-- start of Data shown --

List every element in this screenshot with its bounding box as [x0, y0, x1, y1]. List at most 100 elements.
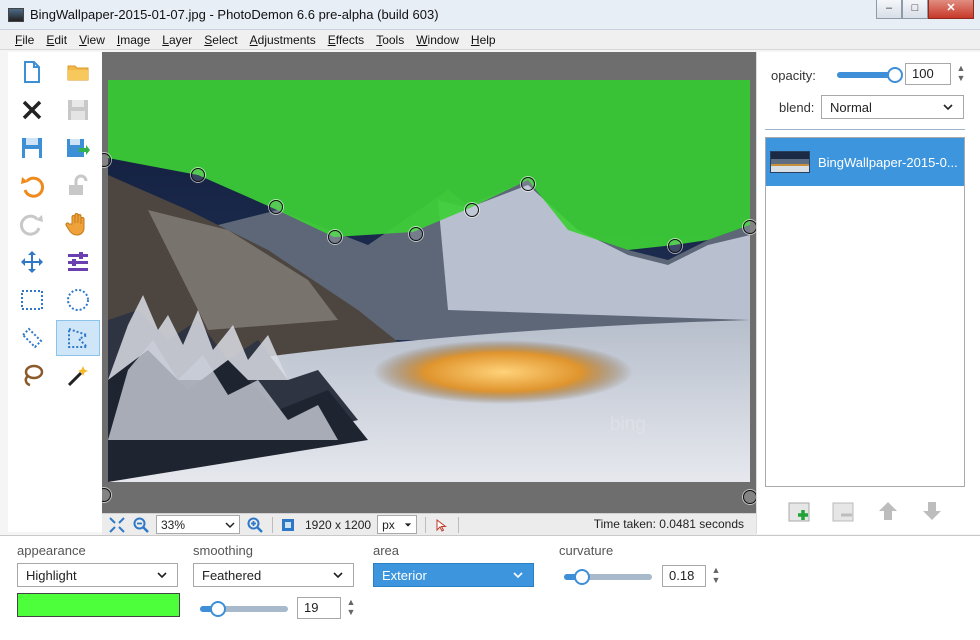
layer-options-button[interactable]	[56, 244, 100, 280]
polygon-vertex-handle[interactable]	[191, 168, 205, 182]
bing-watermark: bing	[610, 414, 646, 435]
curvature-spinner[interactable]: ▲ ▼	[710, 565, 722, 587]
menu-select[interactable]: Select	[198, 30, 243, 49]
smoothing-select[interactable]: Feathered	[193, 563, 354, 587]
opacity-spinner[interactable]: ▲ ▼	[955, 63, 967, 85]
export-button[interactable]	[56, 130, 100, 166]
menu-edit[interactable]: Edit	[40, 30, 73, 49]
unit-value: px	[382, 517, 395, 532]
open-button[interactable]	[56, 54, 100, 90]
curvature-slider[interactable]	[564, 569, 652, 585]
feather-slider[interactable]	[200, 601, 288, 617]
hand-tool-button[interactable]	[56, 206, 100, 242]
polygon-vertex-handle[interactable]	[328, 230, 342, 244]
zoom-select[interactable]: 33%	[156, 515, 240, 534]
rect-select-button[interactable]	[10, 282, 54, 318]
lasso-select-button[interactable]	[10, 358, 54, 394]
menu-window[interactable]: Window	[410, 30, 465, 49]
polygon-vertex-handle[interactable]	[465, 203, 479, 217]
area-label: area	[373, 543, 400, 558]
save-button[interactable]	[56, 92, 100, 128]
menu-tools[interactable]: Tools	[370, 30, 410, 49]
menu-effects[interactable]: Effects	[322, 30, 370, 49]
zoom-value: 33%	[161, 517, 186, 532]
magic-wand-button[interactable]	[56, 358, 100, 394]
rect-select-icon	[21, 290, 43, 310]
fit-to-screen-button[interactable]	[108, 516, 126, 534]
feather-input[interactable]: 19	[297, 597, 341, 619]
new-file-button[interactable]	[10, 54, 54, 90]
line-select-icon	[21, 327, 43, 349]
lasso-select-icon	[24, 364, 44, 387]
time-taken: Time taken: 0.0481 seconds	[593, 517, 744, 531]
close-window-button[interactable]: ✕	[928, 0, 974, 19]
save-as-button[interactable]	[10, 130, 54, 166]
fit-screen-icon	[109, 516, 125, 533]
title-bar: BingWallpaper-2015-01-07.jpg - PhotoDemo…	[0, 0, 980, 30]
appearance-label: appearance	[17, 543, 86, 558]
menu-layer[interactable]: Layer	[156, 30, 198, 49]
unit-select[interactable]: px	[377, 515, 418, 534]
zoom-in-button[interactable]	[246, 516, 264, 534]
move-layer-down-button[interactable]	[919, 498, 945, 524]
image-photo: bing	[108, 80, 750, 482]
separator	[272, 516, 273, 533]
polygon-vertex-handle[interactable]	[668, 239, 682, 253]
blend-select[interactable]: Normal	[821, 95, 964, 119]
feather-spinner[interactable]: ▲ ▼	[345, 597, 357, 619]
opacity-input[interactable]: 100	[905, 63, 951, 85]
image-canvas[interactable]: bing	[102, 52, 756, 514]
new-file-icon	[24, 61, 40, 83]
menu-view[interactable]: View	[73, 30, 111, 49]
feather-slider-knob[interactable]	[210, 601, 226, 617]
chevron-down-icon	[513, 572, 523, 579]
ellipse-select-button[interactable]	[56, 282, 100, 318]
opacity-label: opacity:	[771, 68, 816, 83]
image-size-icon-wrap	[279, 516, 297, 534]
highlight-color-swatch[interactable]	[17, 593, 180, 617]
chevron-down-icon	[404, 522, 412, 527]
polygon-vertex-handle[interactable]	[269, 200, 283, 214]
arrow-up-icon	[879, 502, 897, 520]
curvature-input[interactable]: 0.18	[662, 565, 706, 587]
undo-icon	[21, 176, 45, 198]
line-select-button[interactable]	[10, 320, 54, 356]
minimize-button[interactable]: –	[876, 0, 902, 19]
save-icon	[68, 100, 88, 120]
menu-help[interactable]: Help	[465, 30, 502, 49]
redo-button[interactable]	[10, 206, 54, 242]
menu-file[interactable]: File	[9, 30, 40, 49]
separator	[425, 516, 427, 533]
opacity-slider[interactable]	[837, 67, 903, 83]
area-select[interactable]: Exterior	[373, 563, 534, 587]
polygon-vertex-handle[interactable]	[521, 177, 535, 191]
move-tool-button[interactable]	[10, 244, 54, 280]
undo-button[interactable]	[10, 168, 54, 204]
curvature-slider-knob[interactable]	[574, 569, 590, 585]
maximize-button[interactable]: □	[902, 0, 928, 19]
opacity-slider-knob[interactable]	[887, 67, 903, 83]
menu-image[interactable]: Image	[111, 30, 156, 49]
revert-button[interactable]	[56, 168, 100, 204]
add-layer-icon	[788, 502, 810, 522]
blend-value: Normal	[830, 99, 872, 115]
export-icon	[67, 139, 90, 157]
move-icon	[21, 251, 43, 273]
chevron-down-icon	[943, 104, 953, 111]
layer-list: BingWallpaper-2015-0...	[765, 137, 965, 487]
polygon-vertex-handle[interactable]	[743, 490, 756, 504]
polygon-vertex-handle[interactable]	[102, 488, 111, 502]
delete-layer-button[interactable]	[831, 498, 857, 524]
add-layer-button[interactable]	[787, 498, 813, 524]
close-image-button[interactable]	[10, 92, 54, 128]
menu-bar: File Edit View Image Layer Select Adjust…	[0, 30, 980, 50]
appearance-select[interactable]: Highlight	[17, 563, 178, 587]
zoom-out-button[interactable]	[132, 516, 150, 534]
zoom-out-icon	[133, 517, 149, 533]
move-layer-up-button[interactable]	[875, 498, 901, 524]
polygon-select-button[interactable]	[56, 320, 100, 356]
layer-item[interactable]: BingWallpaper-2015-0...	[766, 138, 964, 186]
polygon-vertex-handle[interactable]	[743, 220, 756, 234]
menu-adjustments[interactable]: Adjustments	[244, 30, 322, 49]
polygon-vertex-handle[interactable]	[409, 227, 423, 241]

-- end of Data shown --

Given instruction – Please rewrite every line of the entries above as a numbered list, dropping blank lines and leaving the pictures out.

Reply –
1. List every element in this screenshot with its bounding box as [x0, y0, x1, y1]. List at most 100 elements.
2. layer-options-button[interactable]	[56, 244, 100, 280]
3. polygon-vertex-handle[interactable]	[191, 168, 205, 182]
4. bing-watermark: bing	[610, 414, 646, 435]
5. curvature-spinner[interactable]: ▲ ▼	[710, 565, 722, 587]
6. menu-select[interactable]: Select	[198, 30, 243, 49]
7. smoothing-select[interactable]: Feathered	[193, 563, 354, 587]
8. opacity-spinner[interactable]: ▲ ▼	[955, 63, 967, 85]
9. export-button[interactable]	[56, 130, 100, 166]
10. menu-edit[interactable]: Edit	[40, 30, 73, 49]
11. unit-value: px	[382, 517, 395, 532]
12. open-button[interactable]	[56, 54, 100, 90]
13. curvature-slider[interactable]	[564, 569, 652, 585]
14. feather-slider[interactable]	[200, 601, 288, 617]
15. hand-tool-button[interactable]	[56, 206, 100, 242]
16. polygon-vertex-handle[interactable]	[328, 230, 342, 244]
17. zoom-select[interactable]: 33%	[156, 515, 240, 534]
18. rect-select-button[interactable]	[10, 282, 54, 318]
19. lasso-select-button[interactable]	[10, 358, 54, 394]
20. menu-window[interactable]: Window	[410, 30, 465, 49]
21. polygon-vertex-handle[interactable]	[465, 203, 479, 217]
22. area-label: area	[373, 543, 400, 558]
23. save-button[interactable]	[56, 92, 100, 128]
24. menu-tools[interactable]: Tools	[370, 30, 410, 49]
25. menu-effects[interactable]: Effects	[322, 30, 370, 49]
26. zoom-value: 33%	[161, 517, 186, 532]
27. magic-wand-button[interactable]	[56, 358, 100, 394]
28. rect-select-icon	[21, 290, 43, 310]
29. fit-to-screen-button[interactable]	[108, 516, 126, 534]
30. feather-input[interactable]: 19	[297, 597, 341, 619]
31. new-file-button[interactable]	[10, 54, 54, 90]
32. line-select-icon	[21, 327, 43, 349]
33. lasso-select-icon	[24, 364, 44, 387]
34. time-taken: Time taken: 0.0481 seconds	[593, 517, 744, 531]
35. close-window-button[interactable]: ✕	[928, 0, 974, 19]
36. save-as-button[interactable]	[10, 130, 54, 166]
37. fit-screen-icon	[109, 516, 125, 533]
38. title-bar: BingWallpaper-2015-01-07.jpg - PhotoDemo…	[0, 0, 980, 30]
39. appearance-label: appearance	[17, 543, 86, 558]
40. menu-layer[interactable]: Layer	[156, 30, 198, 49]
41. unit-select[interactable]: px	[377, 515, 418, 534]
42. zoom-in-button[interactable]	[246, 516, 264, 534]
43. move-layer-down-button[interactable]	[919, 498, 945, 524]
44. image-photo: bing	[108, 80, 750, 482]
45. separator	[272, 516, 273, 533]
46. polygon-vertex-handle[interactable]	[668, 239, 682, 253]
47. blend-select[interactable]: Normal	[821, 95, 964, 119]
48. feather-spinner[interactable]: ▲ ▼	[345, 597, 357, 619]
49. opacity-input[interactable]: 100	[905, 63, 951, 85]
50. image-canvas[interactable]: bing	[102, 52, 756, 514]
51. new-file-icon	[24, 61, 40, 83]
52. menu-view[interactable]: View	[73, 30, 111, 49]
53. feather-slider-knob[interactable]	[210, 601, 226, 617]
54. chevron-down-icon	[513, 572, 523, 579]
55. ellipse-select-button[interactable]	[56, 282, 100, 318]
56. opacity-label: opacity:	[771, 68, 816, 83]
57. image-size-icon-wrap	[279, 516, 297, 534]
58. highlight-color-swatch[interactable]	[17, 593, 180, 617]
59. chevron-down-icon	[404, 522, 412, 527]
60. polygon-vertex-handle[interactable]	[269, 200, 283, 214]
61. arrow-up-icon	[879, 502, 897, 520]
62. curvature-input[interactable]: 0.18	[662, 565, 706, 587]
63. undo-icon	[21, 176, 45, 198]
64. line-select-button[interactable]	[10, 320, 54, 356]
65. minimize-button[interactable]: –	[876, 0, 902, 19]
66. save-icon	[68, 100, 88, 120]
67. menu-help[interactable]: Help	[465, 30, 502, 49]
68. redo-button[interactable]	[10, 206, 54, 242]
69. menu-file[interactable]: File	[9, 30, 40, 49]
70. separator	[425, 516, 427, 533]
71. opacity-slider[interactable]	[837, 67, 903, 83]
72. area-select[interactable]: Exterior	[373, 563, 534, 587]
73. polygon-vertex-handle[interactable]	[521, 177, 535, 191]
74. move-tool-button[interactable]	[10, 244, 54, 280]
75. undo-button[interactable]	[10, 168, 54, 204]
76. curvature-slider-knob[interactable]	[574, 569, 590, 585]
77. maximize-button[interactable]: □	[902, 0, 928, 19]
78. opacity-slider-knob[interactable]	[887, 67, 903, 83]
79. menu-image[interactable]: Image	[111, 30, 156, 49]
80. revert-button[interactable]	[56, 168, 100, 204]
81. add-layer-icon	[788, 502, 810, 522]
82. blend-value: Normal	[830, 99, 872, 115]
83. export-icon	[67, 139, 90, 157]
84. move-icon	[21, 251, 43, 273]
85. chevron-down-icon	[943, 104, 953, 111]
86. layer-list: BingWallpaper-2015-0...	[765, 137, 965, 487]
87. polygon-vertex-handle[interactable]	[743, 490, 756, 504]
88. polygon-vertex-handle[interactable]	[102, 488, 111, 502]
89. delete-layer-button[interactable]	[831, 498, 857, 524]
90. add-layer-button[interactable]	[787, 498, 813, 524]
91. close-image-button[interactable]	[10, 92, 54, 128]
92. menu-bar: File Edit View Image Layer Select Adjust…	[0, 30, 980, 50]
93. appearance-select[interactable]: Highlight	[17, 563, 178, 587]
94. zoom-out-button[interactable]	[132, 516, 150, 534]
95. zoom-out-icon	[133, 517, 149, 533]
96. move-layer-up-button[interactable]	[875, 498, 901, 524]
97. polygon-select-button[interactable]	[56, 320, 100, 356]
98. layer-item[interactable]: BingWallpaper-2015-0...	[766, 138, 964, 186]
99. polygon-vertex-handle[interactable]	[743, 220, 756, 234]
100. menu-adjustments[interactable]: Adjustments	[244, 30, 322, 49]
101. polygon-vertex-handle[interactable]	[409, 227, 423, 241]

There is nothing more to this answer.